# Exercise objective
Spot each line in the records below where the word "shall" occurs, then copy it.

══ Materials provided ══

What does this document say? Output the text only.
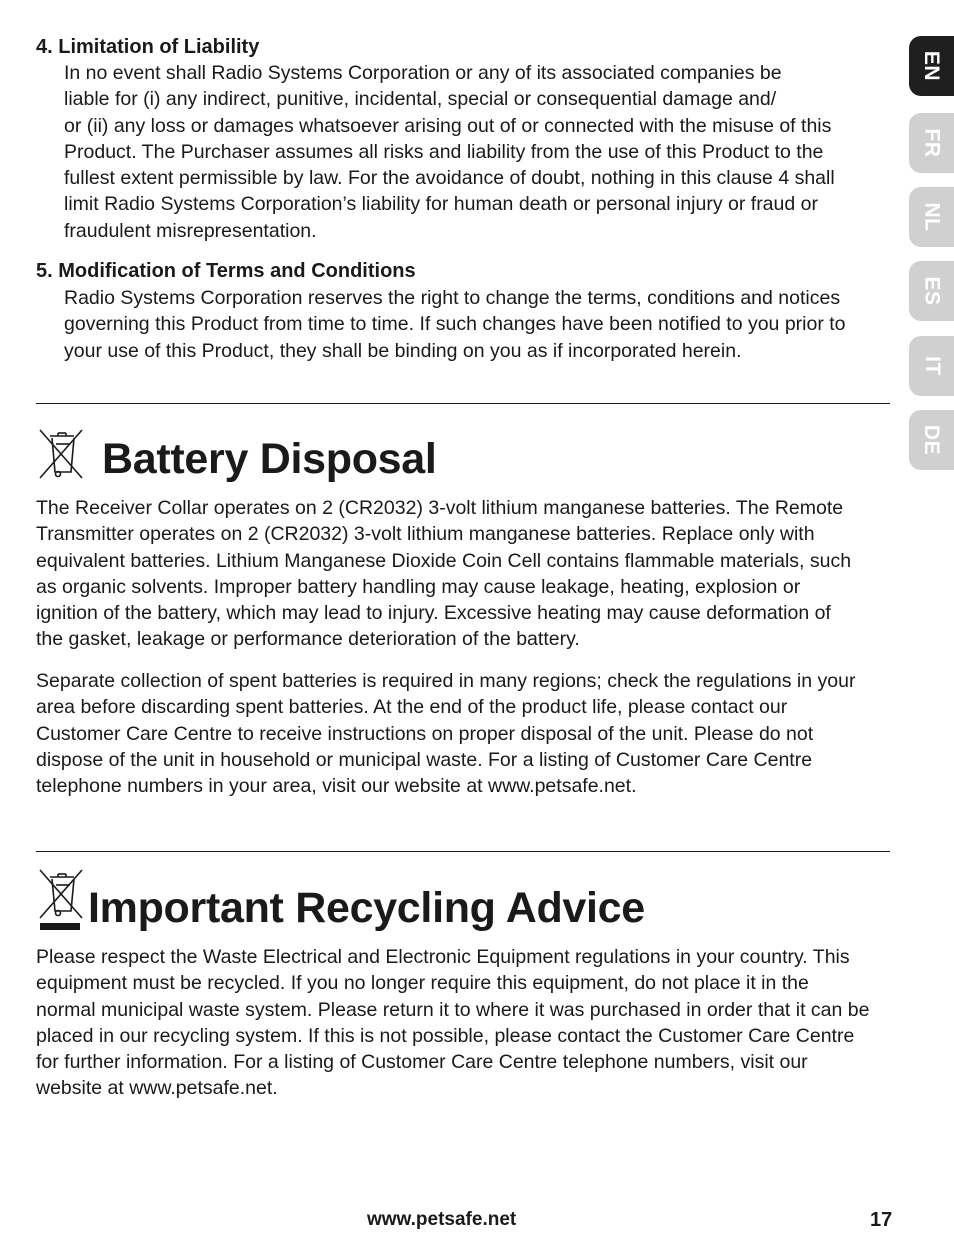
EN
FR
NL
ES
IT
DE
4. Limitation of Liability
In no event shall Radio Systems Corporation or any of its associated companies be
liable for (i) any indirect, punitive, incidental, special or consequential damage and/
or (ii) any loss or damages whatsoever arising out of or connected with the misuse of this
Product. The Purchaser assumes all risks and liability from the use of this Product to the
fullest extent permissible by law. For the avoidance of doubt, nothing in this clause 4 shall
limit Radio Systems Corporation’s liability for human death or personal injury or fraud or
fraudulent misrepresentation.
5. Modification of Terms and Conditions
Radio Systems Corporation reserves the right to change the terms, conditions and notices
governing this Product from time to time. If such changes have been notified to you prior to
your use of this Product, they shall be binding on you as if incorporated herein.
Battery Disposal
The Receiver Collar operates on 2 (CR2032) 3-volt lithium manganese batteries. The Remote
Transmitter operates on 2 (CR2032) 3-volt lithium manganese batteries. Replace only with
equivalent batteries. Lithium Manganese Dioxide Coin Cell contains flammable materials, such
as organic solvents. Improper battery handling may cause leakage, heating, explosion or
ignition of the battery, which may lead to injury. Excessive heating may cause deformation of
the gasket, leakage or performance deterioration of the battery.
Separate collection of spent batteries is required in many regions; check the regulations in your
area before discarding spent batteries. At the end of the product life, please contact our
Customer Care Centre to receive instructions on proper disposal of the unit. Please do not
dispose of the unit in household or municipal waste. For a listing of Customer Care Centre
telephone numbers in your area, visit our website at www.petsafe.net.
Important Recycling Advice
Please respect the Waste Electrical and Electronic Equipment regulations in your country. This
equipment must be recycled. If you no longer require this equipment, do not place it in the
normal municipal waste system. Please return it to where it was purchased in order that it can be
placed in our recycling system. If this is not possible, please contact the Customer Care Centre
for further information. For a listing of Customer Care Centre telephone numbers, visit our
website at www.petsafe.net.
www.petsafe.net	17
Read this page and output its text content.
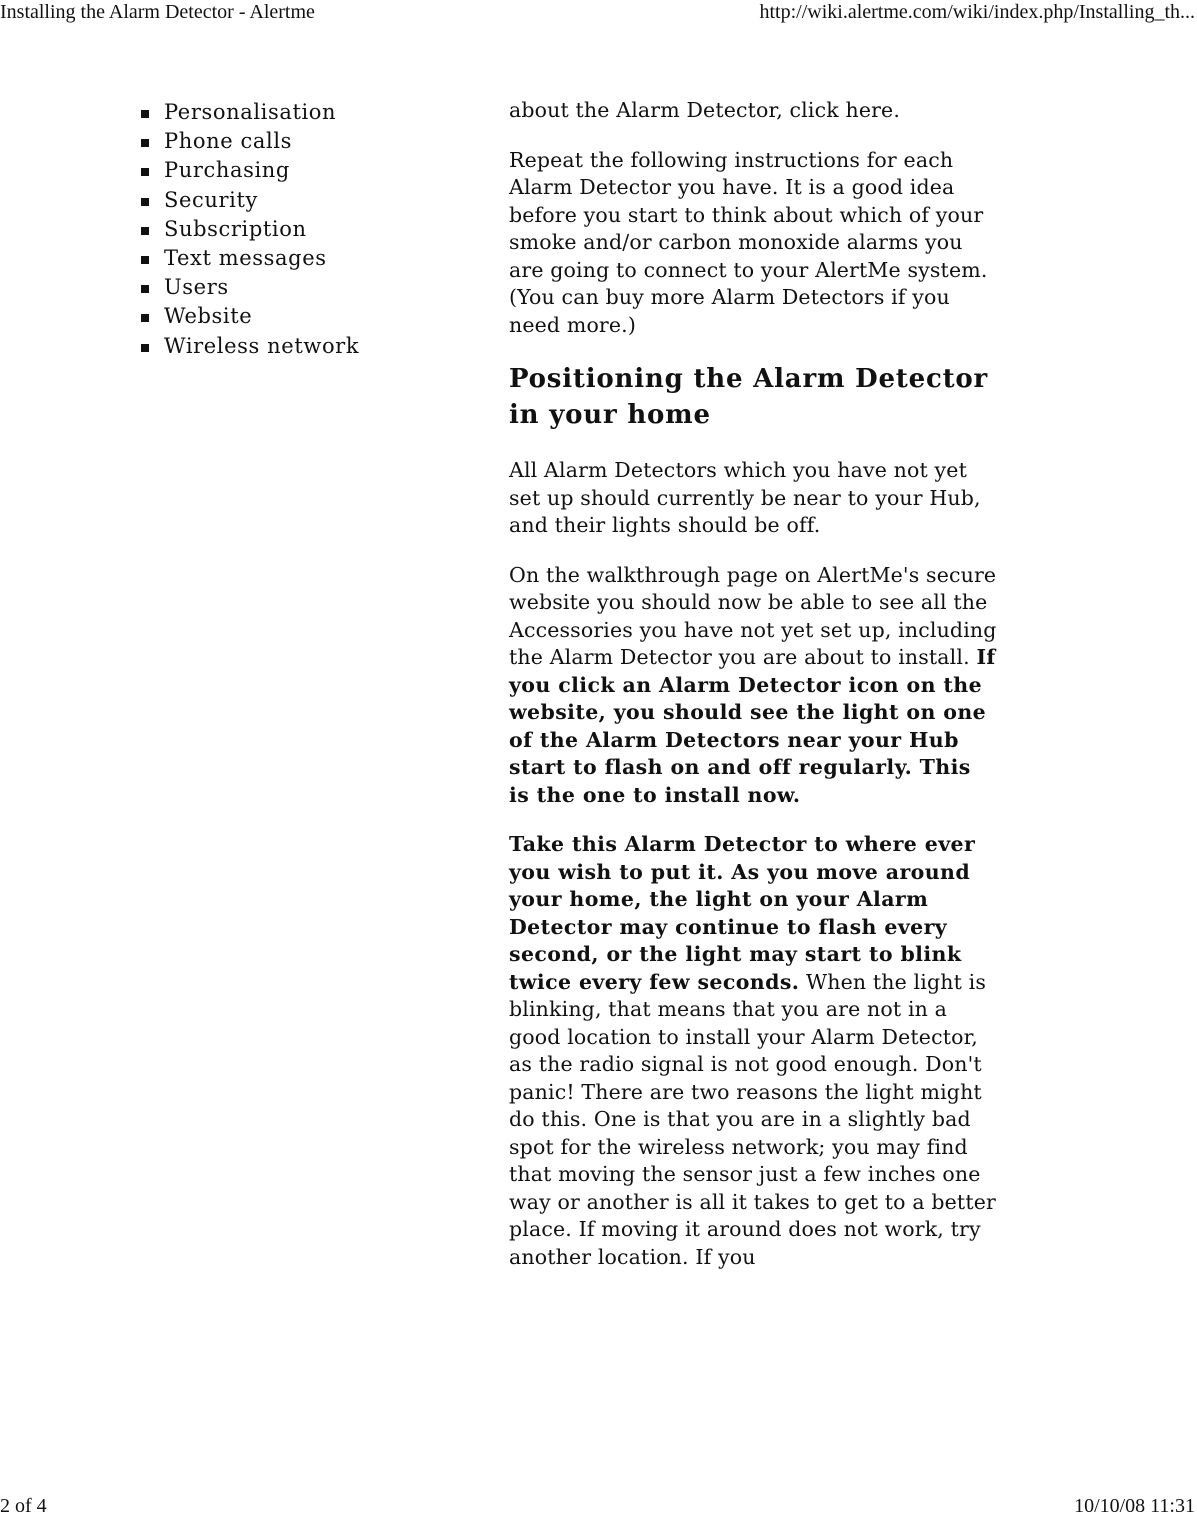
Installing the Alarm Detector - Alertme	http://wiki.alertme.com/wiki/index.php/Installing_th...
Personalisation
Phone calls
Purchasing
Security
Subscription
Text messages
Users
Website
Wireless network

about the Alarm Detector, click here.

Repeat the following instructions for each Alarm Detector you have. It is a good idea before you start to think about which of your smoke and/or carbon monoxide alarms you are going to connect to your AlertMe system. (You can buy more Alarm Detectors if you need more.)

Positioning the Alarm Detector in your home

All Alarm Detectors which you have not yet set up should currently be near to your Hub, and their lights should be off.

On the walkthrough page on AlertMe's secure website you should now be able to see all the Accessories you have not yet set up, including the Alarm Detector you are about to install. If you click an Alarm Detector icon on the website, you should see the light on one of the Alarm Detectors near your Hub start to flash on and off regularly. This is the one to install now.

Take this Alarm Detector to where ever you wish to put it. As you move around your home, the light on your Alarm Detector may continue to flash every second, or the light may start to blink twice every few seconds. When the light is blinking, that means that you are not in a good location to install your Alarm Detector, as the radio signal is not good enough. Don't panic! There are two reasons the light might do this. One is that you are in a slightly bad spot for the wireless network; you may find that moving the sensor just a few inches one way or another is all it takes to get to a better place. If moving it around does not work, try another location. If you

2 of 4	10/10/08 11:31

═══

# The output
In no event shall Radio Systems Corporation or any of its associated companies be
fullest extent permissible by law. For the avoidance of doubt, nothing in this clause 4 shall
your use of this Product, they shall be binding on you as if incorporated herein.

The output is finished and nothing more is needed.